◆ EXERCISE PROMPT:
Read the listing and extract each line that includes the word "PCBM".

◆ GIVEN DATA:
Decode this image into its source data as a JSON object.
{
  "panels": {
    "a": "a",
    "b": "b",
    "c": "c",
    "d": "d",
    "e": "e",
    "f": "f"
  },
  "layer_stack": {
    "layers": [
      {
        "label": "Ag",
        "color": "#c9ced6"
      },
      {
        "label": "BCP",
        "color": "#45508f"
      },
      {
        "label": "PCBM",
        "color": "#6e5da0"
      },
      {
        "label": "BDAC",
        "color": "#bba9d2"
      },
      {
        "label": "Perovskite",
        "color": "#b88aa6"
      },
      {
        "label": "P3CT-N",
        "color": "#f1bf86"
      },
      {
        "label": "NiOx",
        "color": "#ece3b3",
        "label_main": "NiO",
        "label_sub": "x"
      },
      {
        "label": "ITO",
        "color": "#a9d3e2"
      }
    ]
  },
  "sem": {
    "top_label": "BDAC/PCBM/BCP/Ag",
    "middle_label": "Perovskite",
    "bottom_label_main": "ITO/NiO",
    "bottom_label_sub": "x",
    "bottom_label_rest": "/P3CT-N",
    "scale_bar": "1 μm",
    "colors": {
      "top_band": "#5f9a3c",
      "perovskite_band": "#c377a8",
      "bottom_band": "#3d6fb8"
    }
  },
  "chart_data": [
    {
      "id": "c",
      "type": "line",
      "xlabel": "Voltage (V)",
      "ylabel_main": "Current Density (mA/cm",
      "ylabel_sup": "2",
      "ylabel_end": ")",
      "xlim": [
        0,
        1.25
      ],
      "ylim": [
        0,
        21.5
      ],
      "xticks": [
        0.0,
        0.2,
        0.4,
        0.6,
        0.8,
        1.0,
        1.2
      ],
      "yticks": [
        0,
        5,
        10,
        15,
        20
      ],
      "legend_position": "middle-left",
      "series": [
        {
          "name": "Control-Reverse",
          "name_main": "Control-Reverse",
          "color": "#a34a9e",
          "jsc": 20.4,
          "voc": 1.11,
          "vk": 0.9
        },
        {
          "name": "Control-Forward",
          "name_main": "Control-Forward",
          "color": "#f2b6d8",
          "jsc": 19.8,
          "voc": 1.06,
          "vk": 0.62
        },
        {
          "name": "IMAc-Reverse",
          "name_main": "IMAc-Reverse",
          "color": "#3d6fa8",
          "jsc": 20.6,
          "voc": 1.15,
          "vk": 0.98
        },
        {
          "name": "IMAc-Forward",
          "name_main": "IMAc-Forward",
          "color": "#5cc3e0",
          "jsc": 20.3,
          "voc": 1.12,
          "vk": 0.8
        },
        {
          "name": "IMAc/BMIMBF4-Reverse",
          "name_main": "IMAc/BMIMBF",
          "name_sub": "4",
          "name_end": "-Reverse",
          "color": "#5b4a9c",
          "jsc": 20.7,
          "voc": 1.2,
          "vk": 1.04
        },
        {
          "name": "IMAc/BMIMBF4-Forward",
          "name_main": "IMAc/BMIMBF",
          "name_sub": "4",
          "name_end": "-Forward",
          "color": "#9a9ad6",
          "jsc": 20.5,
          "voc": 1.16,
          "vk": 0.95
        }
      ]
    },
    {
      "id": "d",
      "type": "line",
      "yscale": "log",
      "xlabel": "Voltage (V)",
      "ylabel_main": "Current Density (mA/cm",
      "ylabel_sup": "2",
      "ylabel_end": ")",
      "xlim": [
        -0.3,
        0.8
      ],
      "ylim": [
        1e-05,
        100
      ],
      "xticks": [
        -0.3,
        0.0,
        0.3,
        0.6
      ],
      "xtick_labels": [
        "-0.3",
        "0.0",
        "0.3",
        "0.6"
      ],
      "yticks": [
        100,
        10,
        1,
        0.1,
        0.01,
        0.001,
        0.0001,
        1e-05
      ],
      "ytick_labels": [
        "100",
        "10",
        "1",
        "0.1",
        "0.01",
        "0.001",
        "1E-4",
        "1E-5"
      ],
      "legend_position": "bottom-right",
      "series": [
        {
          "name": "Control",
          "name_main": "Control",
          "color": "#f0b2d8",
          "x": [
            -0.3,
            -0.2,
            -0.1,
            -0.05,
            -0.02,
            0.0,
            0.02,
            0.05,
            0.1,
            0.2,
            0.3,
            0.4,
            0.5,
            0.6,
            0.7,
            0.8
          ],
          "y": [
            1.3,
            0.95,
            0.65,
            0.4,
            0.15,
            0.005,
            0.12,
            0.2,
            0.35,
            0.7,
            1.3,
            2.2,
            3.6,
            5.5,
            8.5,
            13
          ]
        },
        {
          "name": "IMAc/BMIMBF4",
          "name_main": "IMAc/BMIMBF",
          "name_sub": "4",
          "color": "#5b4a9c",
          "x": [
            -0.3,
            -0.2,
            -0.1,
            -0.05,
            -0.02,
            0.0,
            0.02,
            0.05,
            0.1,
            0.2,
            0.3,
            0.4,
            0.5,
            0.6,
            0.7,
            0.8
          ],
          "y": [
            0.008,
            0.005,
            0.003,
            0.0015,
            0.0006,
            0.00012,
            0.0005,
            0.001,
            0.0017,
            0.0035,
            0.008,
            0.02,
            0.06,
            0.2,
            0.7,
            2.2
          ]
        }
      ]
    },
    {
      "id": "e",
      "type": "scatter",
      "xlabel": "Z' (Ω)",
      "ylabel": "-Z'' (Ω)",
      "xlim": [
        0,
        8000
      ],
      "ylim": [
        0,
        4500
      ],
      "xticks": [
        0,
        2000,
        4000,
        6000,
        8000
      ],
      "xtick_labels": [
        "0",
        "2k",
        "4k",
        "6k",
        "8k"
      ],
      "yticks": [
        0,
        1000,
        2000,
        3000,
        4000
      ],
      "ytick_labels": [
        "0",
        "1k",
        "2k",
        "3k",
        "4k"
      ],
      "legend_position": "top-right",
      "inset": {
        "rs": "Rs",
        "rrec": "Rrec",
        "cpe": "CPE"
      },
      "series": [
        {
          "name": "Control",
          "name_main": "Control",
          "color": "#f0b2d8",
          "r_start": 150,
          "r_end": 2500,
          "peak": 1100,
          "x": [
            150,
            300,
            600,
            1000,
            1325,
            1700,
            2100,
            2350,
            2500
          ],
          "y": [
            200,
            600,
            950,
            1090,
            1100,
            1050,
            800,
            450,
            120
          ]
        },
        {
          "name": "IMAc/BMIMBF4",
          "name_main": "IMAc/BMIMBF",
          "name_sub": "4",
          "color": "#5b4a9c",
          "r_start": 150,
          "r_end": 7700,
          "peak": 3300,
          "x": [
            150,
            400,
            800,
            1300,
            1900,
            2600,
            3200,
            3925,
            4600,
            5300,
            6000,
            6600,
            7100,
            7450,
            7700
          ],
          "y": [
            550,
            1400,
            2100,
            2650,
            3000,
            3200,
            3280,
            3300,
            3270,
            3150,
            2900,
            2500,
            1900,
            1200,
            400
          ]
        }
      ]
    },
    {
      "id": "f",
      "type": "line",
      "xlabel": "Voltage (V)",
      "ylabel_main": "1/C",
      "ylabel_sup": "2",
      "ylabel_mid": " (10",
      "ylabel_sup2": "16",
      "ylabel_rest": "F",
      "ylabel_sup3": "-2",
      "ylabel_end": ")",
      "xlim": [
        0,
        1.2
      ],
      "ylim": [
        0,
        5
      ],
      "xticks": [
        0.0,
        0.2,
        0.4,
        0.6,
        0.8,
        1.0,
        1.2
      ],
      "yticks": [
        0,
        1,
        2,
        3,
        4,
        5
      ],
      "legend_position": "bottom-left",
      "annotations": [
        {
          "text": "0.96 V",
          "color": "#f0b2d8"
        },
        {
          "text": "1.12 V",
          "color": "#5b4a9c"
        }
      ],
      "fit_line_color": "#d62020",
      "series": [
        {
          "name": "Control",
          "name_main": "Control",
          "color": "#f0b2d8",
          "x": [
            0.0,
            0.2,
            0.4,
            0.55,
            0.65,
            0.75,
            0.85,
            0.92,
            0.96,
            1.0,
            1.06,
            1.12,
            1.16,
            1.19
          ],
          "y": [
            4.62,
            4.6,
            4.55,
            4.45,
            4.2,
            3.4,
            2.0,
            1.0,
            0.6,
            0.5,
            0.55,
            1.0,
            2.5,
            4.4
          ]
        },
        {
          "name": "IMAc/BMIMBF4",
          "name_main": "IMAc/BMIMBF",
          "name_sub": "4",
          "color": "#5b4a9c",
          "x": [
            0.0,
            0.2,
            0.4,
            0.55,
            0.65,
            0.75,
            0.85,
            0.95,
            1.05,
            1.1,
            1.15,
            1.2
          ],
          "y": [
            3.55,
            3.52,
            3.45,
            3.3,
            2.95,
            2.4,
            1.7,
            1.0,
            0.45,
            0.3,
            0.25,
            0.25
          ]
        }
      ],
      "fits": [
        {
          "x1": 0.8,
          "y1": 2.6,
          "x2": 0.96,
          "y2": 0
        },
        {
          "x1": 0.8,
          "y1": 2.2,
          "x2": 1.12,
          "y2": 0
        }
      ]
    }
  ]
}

◆ TASK RESULT:
        "label": "PCBM",
    "top_label": "BDAC/PCBM/BCP/Ag",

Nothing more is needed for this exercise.